## What you need to do
Your task is to repeat the lines below exactly, excluding any pictures they contain.

## Records for the exercise
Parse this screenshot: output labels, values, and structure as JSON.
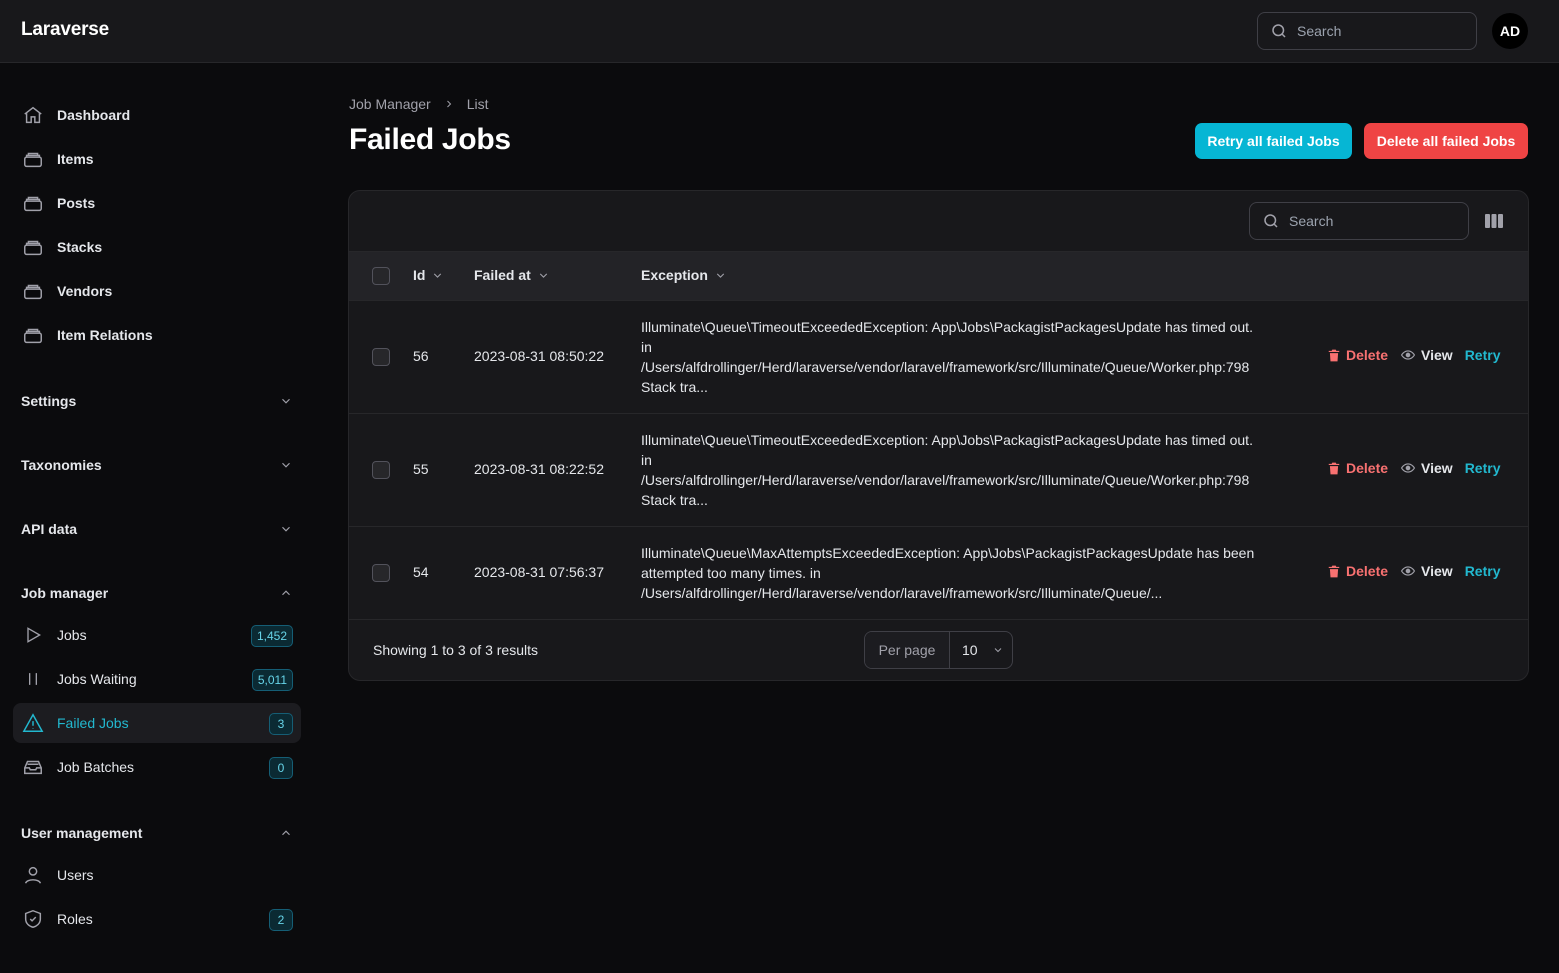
{
  "app": {
    "brand": "Laraverse",
    "search_placeholder": "Search",
    "avatar_initials": "AD"
  },
  "sidebar": {
    "top_items": [
      {
        "label": "Dashboard",
        "icon": "home-icon"
      },
      {
        "label": "Items",
        "icon": "stack-icon"
      },
      {
        "label": "Posts",
        "icon": "stack-icon"
      },
      {
        "label": "Stacks",
        "icon": "stack-icon"
      },
      {
        "label": "Vendors",
        "icon": "stack-icon"
      },
      {
        "label": "Item Relations",
        "icon": "stack-icon"
      }
    ],
    "groups": {
      "settings": {
        "label": "Settings",
        "expanded": false
      },
      "taxonomies": {
        "label": "Taxonomies",
        "expanded": false
      },
      "api_data": {
        "label": "API data",
        "expanded": false
      },
      "job_manager": {
        "label": "Job manager",
        "expanded": true,
        "items": [
          {
            "label": "Jobs",
            "badge": "1,452",
            "icon": "play-icon"
          },
          {
            "label": "Jobs Waiting",
            "badge": "5,011",
            "icon": "pause-icon"
          },
          {
            "label": "Failed Jobs",
            "badge": "3",
            "icon": "warning-icon",
            "active": true
          },
          {
            "label": "Job Batches",
            "badge": "0",
            "icon": "inbox-stack-icon"
          }
        ]
      },
      "user_management": {
        "label": "User management",
        "expanded": true,
        "items": [
          {
            "label": "Users",
            "icon": "user-icon"
          },
          {
            "label": "Roles",
            "badge": "2",
            "icon": "shield-check-icon"
          }
        ]
      }
    }
  },
  "breadcrumb": {
    "parent": "Job Manager",
    "current": "List"
  },
  "page": {
    "title": "Failed Jobs",
    "retry_all_label": "Retry all failed Jobs",
    "delete_all_label": "Delete all failed Jobs"
  },
  "table": {
    "search_placeholder": "Search",
    "columns": {
      "id": "Id",
      "failed_at": "Failed at",
      "exception": "Exception"
    },
    "rows": [
      {
        "id": "56",
        "failed_at": "2023-08-31 08:50:22",
        "exception_lines": [
          "Illuminate\\Queue\\TimeoutExceededException: App\\Jobs\\PackagistPackagesUpdate has timed out.",
          "in",
          "/Users/alfdrollinger/Herd/laraverse/vendor/laravel/framework/src/Illuminate/Queue/Worker.php:798",
          "Stack tra..."
        ]
      },
      {
        "id": "55",
        "failed_at": "2023-08-31 08:22:52",
        "exception_lines": [
          "Illuminate\\Queue\\TimeoutExceededException: App\\Jobs\\PackagistPackagesUpdate has timed out.",
          "in",
          "/Users/alfdrollinger/Herd/laraverse/vendor/laravel/framework/src/Illuminate/Queue/Worker.php:798",
          "Stack tra..."
        ]
      },
      {
        "id": "54",
        "failed_at": "2023-08-31 07:56:37",
        "exception_lines": [
          "Illuminate\\Queue\\MaxAttemptsExceededException: App\\Jobs\\PackagistPackagesUpdate has been",
          "attempted too many times. in",
          "/Users/alfdrollinger/Herd/laraverse/vendor/laravel/framework/src/Illuminate/Queue/..."
        ]
      }
    ],
    "actions": {
      "delete": "Delete",
      "view": "View",
      "retry": "Retry"
    },
    "footer": {
      "showing": "Showing 1 to 3 of 3 results",
      "per_page_label": "Per page",
      "per_page_value": "10"
    }
  },
  "colors": {
    "accent": "#06b6d4",
    "danger": "#ef4444",
    "background": "#0b0b0d",
    "surface": "#18181b"
  }
}
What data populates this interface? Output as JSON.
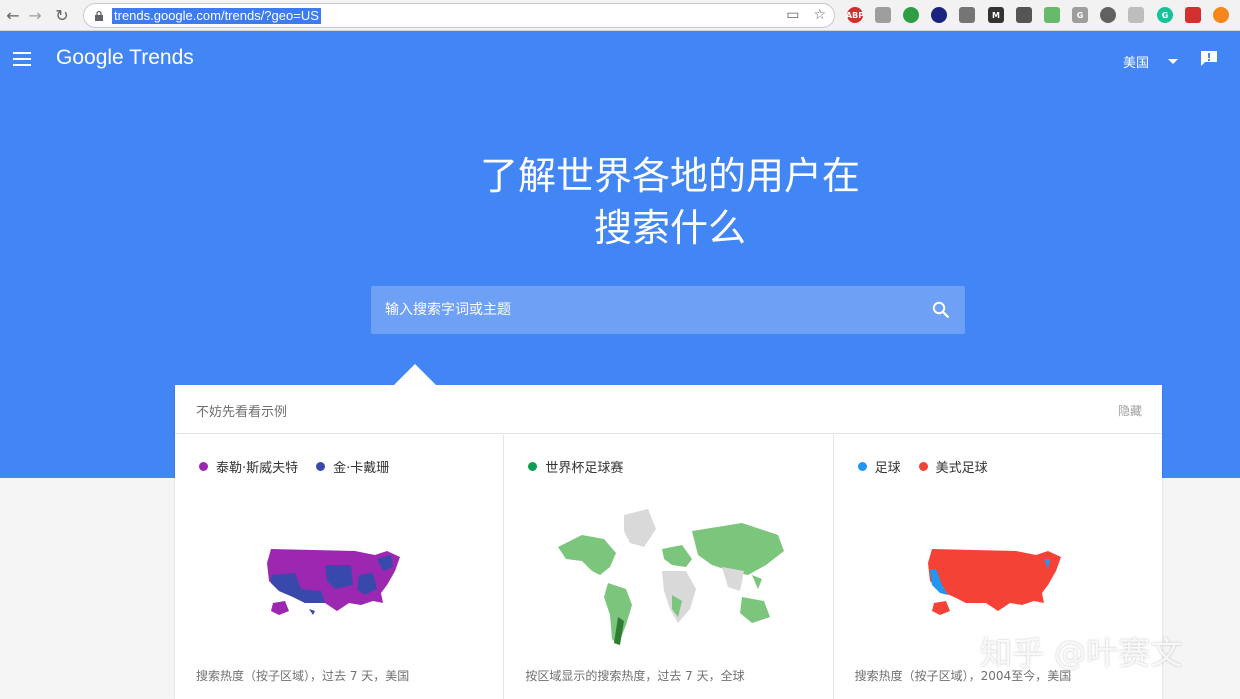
{
  "browser": {
    "url": "trends.google.com/trends/?geo=US"
  },
  "header": {
    "logo": "Google Trends",
    "region": "美国"
  },
  "hero": {
    "line1": "了解世界各地的用户在",
    "line2": "搜索什么"
  },
  "search": {
    "placeholder": "输入搜索字词或主题"
  },
  "examples": {
    "title": "不妨先看看示例",
    "hide_label": "隐藏",
    "cards": [
      {
        "legend": [
          {
            "label": "泰勒·斯威夫特",
            "color": "#9c27b0"
          },
          {
            "label": "金·卡戴珊",
            "color": "#3949ab"
          }
        ],
        "caption": "搜索热度（按子区域），过去 7 天，美国"
      },
      {
        "legend": [
          {
            "label": "世界杯足球赛",
            "color": "#0f9d58"
          }
        ],
        "caption": "按区域显示的搜索热度，过去 7 天，全球"
      },
      {
        "legend": [
          {
            "label": "足球",
            "color": "#2196f3"
          },
          {
            "label": "美式足球",
            "color": "#f44336"
          }
        ],
        "caption": "搜索热度（按子区域），2004至今，美国"
      }
    ]
  },
  "watermark": "知乎 @叶赛文"
}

## The result
Parse this screenshot: output labels, values, and structure as JSON.
{
  "app": {
    "brand": "Laraverse",
    "search_placeholder": "Search",
    "avatar_initials": "AD"
  },
  "sidebar": {
    "top_items": [
      {
        "label": "Dashboard",
        "icon": "home-icon"
      },
      {
        "label": "Items",
        "icon": "stack-icon"
      },
      {
        "label": "Posts",
        "icon": "stack-icon"
      },
      {
        "label": "Stacks",
        "icon": "stack-icon"
      },
      {
        "label": "Vendors",
        "icon": "stack-icon"
      },
      {
        "label": "Item Relations",
        "icon": "stack-icon"
      }
    ],
    "groups": {
      "settings": {
        "label": "Settings",
        "expanded": false
      },
      "taxonomies": {
        "label": "Taxonomies",
        "expanded": false
      },
      "api_data": {
        "label": "API data",
        "expanded": false
      },
      "job_manager": {
        "label": "Job manager",
        "expanded": true,
        "items": [
          {
            "label": "Jobs",
            "badge": "1,452",
            "icon": "play-icon"
          },
          {
            "label": "Jobs Waiting",
            "badge": "5,011",
            "icon": "pause-icon"
          },
          {
            "label": "Failed Jobs",
            "badge": "3",
            "icon": "warning-icon",
            "active": true
          },
          {
            "label": "Job Batches",
            "badge": "0",
            "icon": "inbox-stack-icon"
          }
        ]
      },
      "user_management": {
        "label": "User management",
        "expanded": true,
        "items": [
          {
            "label": "Users",
            "icon": "user-icon"
          },
          {
            "label": "Roles",
            "badge": "2",
            "icon": "shield-check-icon"
          }
        ]
      }
    }
  },
  "breadcrumb": {
    "parent": "Job Manager",
    "current": "List"
  },
  "page": {
    "title": "Failed Jobs",
    "retry_all_label": "Retry all failed Jobs",
    "delete_all_label": "Delete all failed Jobs"
  },
  "table": {
    "search_placeholder": "Search",
    "columns": {
      "id": "Id",
      "failed_at": "Failed at",
      "exception": "Exception"
    },
    "rows": [
      {
        "id": "56",
        "failed_at": "2023-08-31 08:50:22",
        "exception_lines": [
          "Illuminate\\Queue\\TimeoutExceededException: App\\Jobs\\PackagistPackagesUpdate has timed out.",
          "in",
          "/Users/alfdrollinger/Herd/laraverse/vendor/laravel/framework/src/Illuminate/Queue/Worker.php:798",
          "Stack tra..."
        ]
      },
      {
        "id": "55",
        "failed_at": "2023-08-31 08:22:52",
        "exception_lines": [
          "Illuminate\\Queue\\TimeoutExceededException: App\\Jobs\\PackagistPackagesUpdate has timed out.",
          "in",
          "/Users/alfdrollinger/Herd/laraverse/vendor/laravel/framework/src/Illuminate/Queue/Worker.php:798",
          "Stack tra..."
        ]
      },
      {
        "id": "54",
        "failed_at": "2023-08-31 07:56:37",
        "exception_lines": [
          "Illuminate\\Queue\\MaxAttemptsExceededException: App\\Jobs\\PackagistPackagesUpdate has been",
          "attempted too many times. in",
          "/Users/alfdrollinger/Herd/laraverse/vendor/laravel/framework/src/Illuminate/Queue/..."
        ]
      }
    ],
    "actions": {
      "delete": "Delete",
      "view": "View",
      "retry": "Retry"
    },
    "footer": {
      "showing": "Showing 1 to 3 of 3 results",
      "per_page_label": "Per page",
      "per_page_value": "10"
    }
  },
  "colors": {
    "accent": "#06b6d4",
    "danger": "#ef4444",
    "background": "#0b0b0d",
    "surface": "#18181b"
  }
}
What data populates this interface? Output as JSON.
{
  "browser": {
    "url": "trends.google.com/trends/?geo=US"
  },
  "header": {
    "logo": "Google Trends",
    "region": "美国"
  },
  "hero": {
    "line1": "了解世界各地的用户在",
    "line2": "搜索什么"
  },
  "search": {
    "placeholder": "输入搜索字词或主题"
  },
  "examples": {
    "title": "不妨先看看示例",
    "hide_label": "隐藏",
    "cards": [
      {
        "legend": [
          {
            "label": "泰勒·斯威夫特",
            "color": "#9c27b0"
          },
          {
            "label": "金·卡戴珊",
            "color": "#3949ab"
          }
        ],
        "caption": "搜索热度（按子区域），过去 7 天，美国"
      },
      {
        "legend": [
          {
            "label": "世界杯足球赛",
            "color": "#0f9d58"
          }
        ],
        "caption": "按区域显示的搜索热度，过去 7 天，全球"
      },
      {
        "legend": [
          {
            "label": "足球",
            "color": "#2196f3"
          },
          {
            "label": "美式足球",
            "color": "#f44336"
          }
        ],
        "caption": "搜索热度（按子区域），2004至今，美国"
      }
    ]
  },
  "watermark": "知乎 @叶赛文"
}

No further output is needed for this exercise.